▶ [Challenge]: Reproduce the rows verbatim, from the first row through the row containing "search-icon [978,274,996,292]", both included.

▶ [Given records]:
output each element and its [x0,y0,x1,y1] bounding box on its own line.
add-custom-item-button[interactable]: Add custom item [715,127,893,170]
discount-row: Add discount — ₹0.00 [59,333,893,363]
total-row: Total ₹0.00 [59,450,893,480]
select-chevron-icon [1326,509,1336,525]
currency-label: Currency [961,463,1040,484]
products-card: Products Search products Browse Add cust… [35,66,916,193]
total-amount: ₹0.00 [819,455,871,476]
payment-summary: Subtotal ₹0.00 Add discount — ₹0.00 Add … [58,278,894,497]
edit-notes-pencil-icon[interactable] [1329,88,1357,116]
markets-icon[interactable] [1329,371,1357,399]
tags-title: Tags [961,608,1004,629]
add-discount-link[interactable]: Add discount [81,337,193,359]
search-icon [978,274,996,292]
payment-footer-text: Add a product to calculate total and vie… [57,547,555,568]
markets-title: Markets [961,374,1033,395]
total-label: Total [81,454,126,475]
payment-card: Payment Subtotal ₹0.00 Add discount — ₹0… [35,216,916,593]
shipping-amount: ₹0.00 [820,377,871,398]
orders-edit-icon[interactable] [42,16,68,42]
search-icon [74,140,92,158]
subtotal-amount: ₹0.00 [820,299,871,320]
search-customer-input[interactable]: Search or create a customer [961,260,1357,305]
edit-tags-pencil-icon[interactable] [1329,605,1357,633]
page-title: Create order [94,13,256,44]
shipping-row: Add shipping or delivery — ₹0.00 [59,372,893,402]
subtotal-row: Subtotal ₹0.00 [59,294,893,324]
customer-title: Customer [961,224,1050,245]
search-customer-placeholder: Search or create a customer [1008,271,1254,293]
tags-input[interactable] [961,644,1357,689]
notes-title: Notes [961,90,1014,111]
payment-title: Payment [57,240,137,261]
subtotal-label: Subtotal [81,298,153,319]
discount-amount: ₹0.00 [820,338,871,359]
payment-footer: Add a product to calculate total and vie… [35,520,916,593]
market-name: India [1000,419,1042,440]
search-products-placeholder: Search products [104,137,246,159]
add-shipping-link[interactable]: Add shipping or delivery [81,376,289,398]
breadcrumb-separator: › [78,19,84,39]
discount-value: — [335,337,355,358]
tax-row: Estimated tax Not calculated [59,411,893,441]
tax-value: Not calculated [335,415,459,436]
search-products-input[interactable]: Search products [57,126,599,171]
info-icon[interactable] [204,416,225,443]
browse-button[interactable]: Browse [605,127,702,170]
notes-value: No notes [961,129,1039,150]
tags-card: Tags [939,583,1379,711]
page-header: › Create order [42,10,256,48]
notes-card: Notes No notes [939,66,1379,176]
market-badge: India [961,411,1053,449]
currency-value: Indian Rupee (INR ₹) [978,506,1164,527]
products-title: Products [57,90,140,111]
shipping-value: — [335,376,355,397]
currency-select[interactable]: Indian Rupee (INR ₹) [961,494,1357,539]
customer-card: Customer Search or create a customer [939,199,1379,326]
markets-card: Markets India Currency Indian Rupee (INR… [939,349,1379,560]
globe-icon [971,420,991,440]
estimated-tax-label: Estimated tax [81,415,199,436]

▶ [Answer to the task]:
output each element and its [x0,y0,x1,y1] bounding box on its own line.
add-custom-item-button[interactable]: Add custom item [715,127,893,170]
discount-row: Add discount — ₹0.00 [59,333,893,363]
total-row: Total ₹0.00 [59,450,893,480]
select-chevron-icon [1326,509,1336,525]
currency-label: Currency [961,463,1040,484]
products-card: Products Search products Browse Add cust… [35,66,916,193]
total-amount: ₹0.00 [819,455,871,476]
payment-summary: Subtotal ₹0.00 Add discount — ₹0.00 Add … [58,278,894,497]
edit-notes-pencil-icon[interactable] [1329,88,1357,116]
markets-icon[interactable] [1329,371,1357,399]
tags-title: Tags [961,608,1004,629]
add-discount-link[interactable]: Add discount [81,337,193,359]
search-icon [978,274,996,292]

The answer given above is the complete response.